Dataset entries
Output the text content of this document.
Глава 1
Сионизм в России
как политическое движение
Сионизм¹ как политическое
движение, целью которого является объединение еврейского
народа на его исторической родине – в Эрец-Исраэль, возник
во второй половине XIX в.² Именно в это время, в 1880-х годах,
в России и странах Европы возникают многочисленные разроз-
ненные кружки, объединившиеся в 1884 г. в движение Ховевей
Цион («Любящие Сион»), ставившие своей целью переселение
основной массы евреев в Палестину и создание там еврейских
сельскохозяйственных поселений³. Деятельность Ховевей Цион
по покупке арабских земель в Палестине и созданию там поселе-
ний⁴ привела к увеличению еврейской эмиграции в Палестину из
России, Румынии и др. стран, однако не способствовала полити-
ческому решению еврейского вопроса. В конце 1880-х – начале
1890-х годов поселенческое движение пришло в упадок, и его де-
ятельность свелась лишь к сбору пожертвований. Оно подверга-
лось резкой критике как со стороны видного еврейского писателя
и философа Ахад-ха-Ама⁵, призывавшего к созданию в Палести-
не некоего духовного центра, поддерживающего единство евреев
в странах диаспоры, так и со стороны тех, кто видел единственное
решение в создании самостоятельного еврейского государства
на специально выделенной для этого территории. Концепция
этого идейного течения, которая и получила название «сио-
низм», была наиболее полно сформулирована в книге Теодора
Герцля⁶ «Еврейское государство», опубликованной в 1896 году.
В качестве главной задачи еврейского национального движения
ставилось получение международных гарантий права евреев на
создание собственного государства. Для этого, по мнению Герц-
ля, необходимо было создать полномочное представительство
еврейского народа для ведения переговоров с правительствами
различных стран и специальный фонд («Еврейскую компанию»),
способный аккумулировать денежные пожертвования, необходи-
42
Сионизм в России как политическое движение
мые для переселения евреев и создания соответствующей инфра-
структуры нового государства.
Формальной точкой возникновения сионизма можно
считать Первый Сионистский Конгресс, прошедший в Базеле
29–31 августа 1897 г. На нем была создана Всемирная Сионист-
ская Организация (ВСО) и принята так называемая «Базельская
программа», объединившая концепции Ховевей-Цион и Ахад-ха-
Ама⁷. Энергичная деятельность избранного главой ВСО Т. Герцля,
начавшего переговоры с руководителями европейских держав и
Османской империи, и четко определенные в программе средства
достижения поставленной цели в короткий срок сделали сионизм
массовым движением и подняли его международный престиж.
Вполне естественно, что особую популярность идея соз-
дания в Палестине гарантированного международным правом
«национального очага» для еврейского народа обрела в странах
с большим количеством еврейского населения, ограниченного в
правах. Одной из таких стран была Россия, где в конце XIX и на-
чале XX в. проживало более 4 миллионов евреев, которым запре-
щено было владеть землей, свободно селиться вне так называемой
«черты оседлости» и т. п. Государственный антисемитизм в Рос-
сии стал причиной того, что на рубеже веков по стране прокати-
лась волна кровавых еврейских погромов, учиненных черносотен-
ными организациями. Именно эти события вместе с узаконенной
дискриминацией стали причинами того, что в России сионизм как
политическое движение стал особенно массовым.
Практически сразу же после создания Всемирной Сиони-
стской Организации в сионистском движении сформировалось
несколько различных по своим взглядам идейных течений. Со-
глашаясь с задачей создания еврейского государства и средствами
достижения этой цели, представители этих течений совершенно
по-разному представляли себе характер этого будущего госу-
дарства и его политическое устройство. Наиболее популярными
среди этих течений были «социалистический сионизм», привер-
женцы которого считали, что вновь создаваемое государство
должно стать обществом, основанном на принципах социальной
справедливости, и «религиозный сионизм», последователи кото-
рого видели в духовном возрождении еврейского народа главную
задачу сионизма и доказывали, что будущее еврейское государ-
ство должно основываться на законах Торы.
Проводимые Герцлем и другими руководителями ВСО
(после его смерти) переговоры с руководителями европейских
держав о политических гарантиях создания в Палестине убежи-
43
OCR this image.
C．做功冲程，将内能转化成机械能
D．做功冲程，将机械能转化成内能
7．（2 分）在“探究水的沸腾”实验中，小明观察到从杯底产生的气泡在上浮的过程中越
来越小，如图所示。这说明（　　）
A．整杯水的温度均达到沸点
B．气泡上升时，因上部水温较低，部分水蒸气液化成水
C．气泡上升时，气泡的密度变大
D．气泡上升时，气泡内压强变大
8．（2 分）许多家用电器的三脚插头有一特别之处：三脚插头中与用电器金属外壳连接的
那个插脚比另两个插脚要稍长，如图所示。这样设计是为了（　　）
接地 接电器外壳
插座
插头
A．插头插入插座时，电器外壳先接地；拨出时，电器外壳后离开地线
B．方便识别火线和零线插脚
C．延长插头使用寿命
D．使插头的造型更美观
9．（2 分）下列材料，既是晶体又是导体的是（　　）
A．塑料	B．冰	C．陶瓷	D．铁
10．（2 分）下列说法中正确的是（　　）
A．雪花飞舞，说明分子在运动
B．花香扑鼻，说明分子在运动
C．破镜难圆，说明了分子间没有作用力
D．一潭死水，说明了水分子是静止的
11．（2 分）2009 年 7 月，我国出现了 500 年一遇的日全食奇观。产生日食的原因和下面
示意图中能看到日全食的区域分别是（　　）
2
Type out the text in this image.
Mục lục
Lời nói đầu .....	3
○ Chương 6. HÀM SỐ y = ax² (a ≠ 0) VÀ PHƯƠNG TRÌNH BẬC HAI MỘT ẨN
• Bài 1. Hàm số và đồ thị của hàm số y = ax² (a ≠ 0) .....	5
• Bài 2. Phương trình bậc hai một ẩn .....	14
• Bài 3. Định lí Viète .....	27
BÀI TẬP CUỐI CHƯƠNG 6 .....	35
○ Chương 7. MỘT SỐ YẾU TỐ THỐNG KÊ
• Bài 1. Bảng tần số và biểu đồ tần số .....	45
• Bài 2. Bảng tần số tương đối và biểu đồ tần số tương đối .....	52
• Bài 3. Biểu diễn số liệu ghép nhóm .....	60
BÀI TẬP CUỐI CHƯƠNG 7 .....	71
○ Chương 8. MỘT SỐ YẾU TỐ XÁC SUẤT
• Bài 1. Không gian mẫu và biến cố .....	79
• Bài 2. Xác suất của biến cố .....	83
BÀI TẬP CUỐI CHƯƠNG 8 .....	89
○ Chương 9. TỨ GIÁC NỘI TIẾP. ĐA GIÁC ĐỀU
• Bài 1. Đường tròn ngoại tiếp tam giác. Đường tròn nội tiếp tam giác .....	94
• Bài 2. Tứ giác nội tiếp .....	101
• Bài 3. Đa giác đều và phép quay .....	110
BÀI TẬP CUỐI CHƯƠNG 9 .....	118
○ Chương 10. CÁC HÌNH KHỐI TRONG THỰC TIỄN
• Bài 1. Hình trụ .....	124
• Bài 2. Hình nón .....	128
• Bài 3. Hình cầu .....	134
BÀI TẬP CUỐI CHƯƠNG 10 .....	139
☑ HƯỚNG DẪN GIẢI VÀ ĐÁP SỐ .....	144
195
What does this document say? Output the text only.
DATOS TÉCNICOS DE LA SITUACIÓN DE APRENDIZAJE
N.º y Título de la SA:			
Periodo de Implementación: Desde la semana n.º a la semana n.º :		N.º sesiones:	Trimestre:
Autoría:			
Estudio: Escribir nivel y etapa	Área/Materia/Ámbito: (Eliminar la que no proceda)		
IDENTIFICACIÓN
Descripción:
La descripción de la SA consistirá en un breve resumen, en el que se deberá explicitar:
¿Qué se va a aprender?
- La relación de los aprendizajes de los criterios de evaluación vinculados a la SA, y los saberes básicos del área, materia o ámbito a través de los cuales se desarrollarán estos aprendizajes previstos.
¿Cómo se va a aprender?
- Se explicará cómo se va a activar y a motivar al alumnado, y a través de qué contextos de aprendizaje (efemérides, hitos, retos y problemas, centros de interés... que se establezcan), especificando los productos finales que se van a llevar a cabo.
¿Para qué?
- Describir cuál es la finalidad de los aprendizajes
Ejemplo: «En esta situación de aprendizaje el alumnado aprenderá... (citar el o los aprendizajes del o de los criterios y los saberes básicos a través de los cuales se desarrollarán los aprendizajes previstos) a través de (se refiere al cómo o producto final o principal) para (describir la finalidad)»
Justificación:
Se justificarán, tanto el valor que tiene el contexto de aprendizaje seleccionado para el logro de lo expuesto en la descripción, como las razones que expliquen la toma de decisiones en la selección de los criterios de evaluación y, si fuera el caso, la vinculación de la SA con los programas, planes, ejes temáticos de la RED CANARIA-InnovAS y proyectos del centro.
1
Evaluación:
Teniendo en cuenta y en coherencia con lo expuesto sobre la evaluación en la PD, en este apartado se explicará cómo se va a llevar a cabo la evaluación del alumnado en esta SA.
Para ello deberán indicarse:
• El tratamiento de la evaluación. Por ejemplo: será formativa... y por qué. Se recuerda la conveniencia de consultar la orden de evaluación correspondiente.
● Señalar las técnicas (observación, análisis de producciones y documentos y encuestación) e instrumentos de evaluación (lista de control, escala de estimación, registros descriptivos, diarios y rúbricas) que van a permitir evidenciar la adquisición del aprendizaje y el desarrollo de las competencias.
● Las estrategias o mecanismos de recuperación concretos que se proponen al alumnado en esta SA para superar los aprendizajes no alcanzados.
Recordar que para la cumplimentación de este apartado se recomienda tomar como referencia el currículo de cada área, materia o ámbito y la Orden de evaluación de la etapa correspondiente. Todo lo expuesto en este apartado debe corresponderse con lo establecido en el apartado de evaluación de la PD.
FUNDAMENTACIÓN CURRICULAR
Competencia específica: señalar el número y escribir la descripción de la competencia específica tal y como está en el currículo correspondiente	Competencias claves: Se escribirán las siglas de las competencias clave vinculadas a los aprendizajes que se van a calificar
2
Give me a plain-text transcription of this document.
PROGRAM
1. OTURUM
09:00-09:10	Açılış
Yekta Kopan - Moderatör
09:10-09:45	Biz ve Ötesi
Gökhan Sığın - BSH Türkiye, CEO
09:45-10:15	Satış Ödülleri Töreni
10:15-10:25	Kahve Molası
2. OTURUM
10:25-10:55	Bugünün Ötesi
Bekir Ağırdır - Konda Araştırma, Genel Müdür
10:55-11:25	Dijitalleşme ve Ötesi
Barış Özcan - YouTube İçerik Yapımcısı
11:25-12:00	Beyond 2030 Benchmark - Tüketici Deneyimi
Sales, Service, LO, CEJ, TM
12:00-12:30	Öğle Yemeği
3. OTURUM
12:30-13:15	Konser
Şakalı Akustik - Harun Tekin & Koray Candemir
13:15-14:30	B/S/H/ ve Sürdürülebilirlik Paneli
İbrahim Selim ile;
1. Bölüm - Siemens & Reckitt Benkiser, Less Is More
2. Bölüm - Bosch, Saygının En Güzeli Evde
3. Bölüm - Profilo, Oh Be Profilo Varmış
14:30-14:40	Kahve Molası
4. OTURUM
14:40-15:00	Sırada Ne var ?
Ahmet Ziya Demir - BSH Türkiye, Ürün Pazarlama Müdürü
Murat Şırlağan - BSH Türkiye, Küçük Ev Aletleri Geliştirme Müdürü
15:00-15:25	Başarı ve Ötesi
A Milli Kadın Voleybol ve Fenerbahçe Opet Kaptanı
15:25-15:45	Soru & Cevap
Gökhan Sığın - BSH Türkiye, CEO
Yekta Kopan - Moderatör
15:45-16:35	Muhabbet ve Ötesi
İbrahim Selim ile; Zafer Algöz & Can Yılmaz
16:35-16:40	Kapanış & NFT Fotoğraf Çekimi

▸ **Stated problem**:
Review the preceding data and report every line that includes the string "competencias".

▸ **Completed exercise**:
● Señalar las técnicas (observación, análisis de producciones y documentos y encuestación) e instrumentos de evaluación (lista de control, escala de estimación, registros descriptivos, diarios y rúbricas) que van a permitir evidenciar la adquisición del aprendizaje y el desarrollo de las competencias.
Competencia específica: señalar el número y escribir la descripción de la competencia específica tal y como está en el currículo correspondiente	Competencias claves: Se escribirán las siglas de las competencias clave vinculadas a los aprendizajes que se van a calificar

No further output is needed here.